#### WORKING DATA
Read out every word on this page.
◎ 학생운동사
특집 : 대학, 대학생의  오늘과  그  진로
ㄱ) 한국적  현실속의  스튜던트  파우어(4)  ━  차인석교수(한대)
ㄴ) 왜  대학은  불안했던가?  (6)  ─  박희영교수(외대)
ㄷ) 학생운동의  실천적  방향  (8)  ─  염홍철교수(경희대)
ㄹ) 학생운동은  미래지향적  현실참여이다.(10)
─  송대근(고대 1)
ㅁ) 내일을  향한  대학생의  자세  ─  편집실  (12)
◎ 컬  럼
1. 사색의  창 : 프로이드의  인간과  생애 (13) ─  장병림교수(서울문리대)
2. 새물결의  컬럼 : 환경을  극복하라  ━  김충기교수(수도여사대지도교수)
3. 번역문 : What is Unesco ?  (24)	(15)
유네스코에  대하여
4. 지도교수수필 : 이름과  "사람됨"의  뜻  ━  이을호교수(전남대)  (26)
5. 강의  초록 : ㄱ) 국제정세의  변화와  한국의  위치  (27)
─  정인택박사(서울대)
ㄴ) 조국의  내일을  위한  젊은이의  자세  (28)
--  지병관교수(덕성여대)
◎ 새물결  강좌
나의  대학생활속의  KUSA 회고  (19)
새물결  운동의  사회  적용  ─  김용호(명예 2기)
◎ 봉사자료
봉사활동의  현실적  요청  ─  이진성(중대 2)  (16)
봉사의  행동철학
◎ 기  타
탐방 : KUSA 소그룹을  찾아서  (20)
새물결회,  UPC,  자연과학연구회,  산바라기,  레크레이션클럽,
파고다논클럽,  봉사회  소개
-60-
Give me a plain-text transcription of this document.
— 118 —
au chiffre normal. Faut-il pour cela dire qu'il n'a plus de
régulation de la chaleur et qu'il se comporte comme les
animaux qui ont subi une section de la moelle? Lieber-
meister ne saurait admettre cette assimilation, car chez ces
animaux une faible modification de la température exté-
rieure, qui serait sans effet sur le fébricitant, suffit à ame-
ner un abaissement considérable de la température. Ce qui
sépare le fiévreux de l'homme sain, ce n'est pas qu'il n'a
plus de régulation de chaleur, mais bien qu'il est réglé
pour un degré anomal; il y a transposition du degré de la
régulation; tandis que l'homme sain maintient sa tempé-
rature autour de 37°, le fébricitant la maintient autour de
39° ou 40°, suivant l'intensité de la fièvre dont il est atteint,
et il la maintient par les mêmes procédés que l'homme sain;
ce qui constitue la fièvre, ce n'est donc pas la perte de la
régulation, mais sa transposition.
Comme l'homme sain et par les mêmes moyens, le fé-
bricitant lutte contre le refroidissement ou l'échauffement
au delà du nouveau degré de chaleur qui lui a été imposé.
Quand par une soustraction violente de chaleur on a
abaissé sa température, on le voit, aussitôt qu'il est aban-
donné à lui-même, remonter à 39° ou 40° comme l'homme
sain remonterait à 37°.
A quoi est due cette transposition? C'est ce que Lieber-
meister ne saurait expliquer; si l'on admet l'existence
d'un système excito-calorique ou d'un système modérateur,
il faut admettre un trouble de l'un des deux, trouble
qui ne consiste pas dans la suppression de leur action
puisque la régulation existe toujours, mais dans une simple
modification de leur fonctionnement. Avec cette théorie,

#### WHAT THE TASK ASKS
Find every line above that contains the word "sain", and return each one.

#### RESULT OF THIS EXERCISE
sépare le fiévreux de l'homme sain, ce n'est pas qu'il n'a
régulation; tandis que l'homme sain maintient sa tempé-
et il la maintient par les mêmes procédés que l'homme sain;
Comme l'homme sain et par les mêmes moyens, le fé-
sain remonterait à 37°.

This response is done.